* **Data rows**
────────────────

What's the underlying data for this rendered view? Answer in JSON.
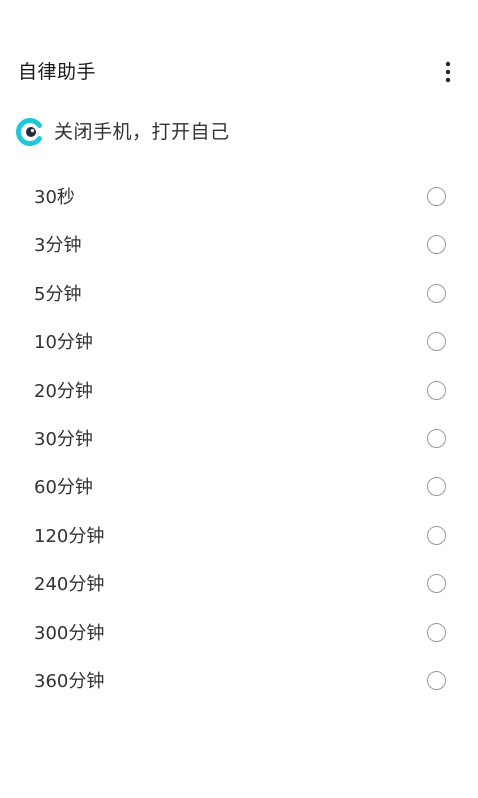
{
  "app_bar": {
    "title": "自律助手",
    "menu_icon": "more-vertical-icon"
  },
  "header": {
    "logo_icon": "app-logo-icon",
    "brand_color": "#1ec8d8",
    "tagline": "关闭手机，打开自己"
  },
  "options": [
    {
      "label": "30秒",
      "selected": false
    },
    {
      "label": "3分钟",
      "selected": false
    },
    {
      "label": "5分钟",
      "selected": false
    },
    {
      "label": "10分钟",
      "selected": false
    },
    {
      "label": "20分钟",
      "selected": false
    },
    {
      "label": "30分钟",
      "selected": false
    },
    {
      "label": "60分钟",
      "selected": false
    },
    {
      "label": "120分钟",
      "selected": false
    },
    {
      "label": "240分钟",
      "selected": false
    },
    {
      "label": "300分钟",
      "selected": false
    },
    {
      "label": "360分钟",
      "selected": false
    }
  ]
}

────────────────

* **Exercise aim**
Set down the material exactly, every line of it, except for the pictures.

* **The output**
What's the underlying data for this rendered view? Answer in JSON.
{
  "app_bar": {
    "title": "自律助手",
    "menu_icon": "more-vertical-icon"
  },
  "header": {
    "logo_icon": "app-logo-icon",
    "brand_color": "#1ec8d8",
    "tagline": "关闭手机，打开自己"
  },
  "options": [
    {
      "label": "30秒",
      "selected": false
    },
    {
      "label": "3分钟",
      "selected": false
    },
    {
      "label": "5分钟",
      "selected": false
    },
    {
      "label": "10分钟",
      "selected": false
    },
    {
      "label": "20分钟",
      "selected": false
    },
    {
      "label": "30分钟",
      "selected": false
    },
    {
      "label": "60分钟",
      "selected": false
    },
    {
      "label": "120分钟",
      "selected": false
    },
    {
      "label": "240分钟",
      "selected": false
    },
    {
      "label": "300分钟",
      "selected": false
    },
    {
      "label": "360分钟",
      "selected": false
    }
  ]
}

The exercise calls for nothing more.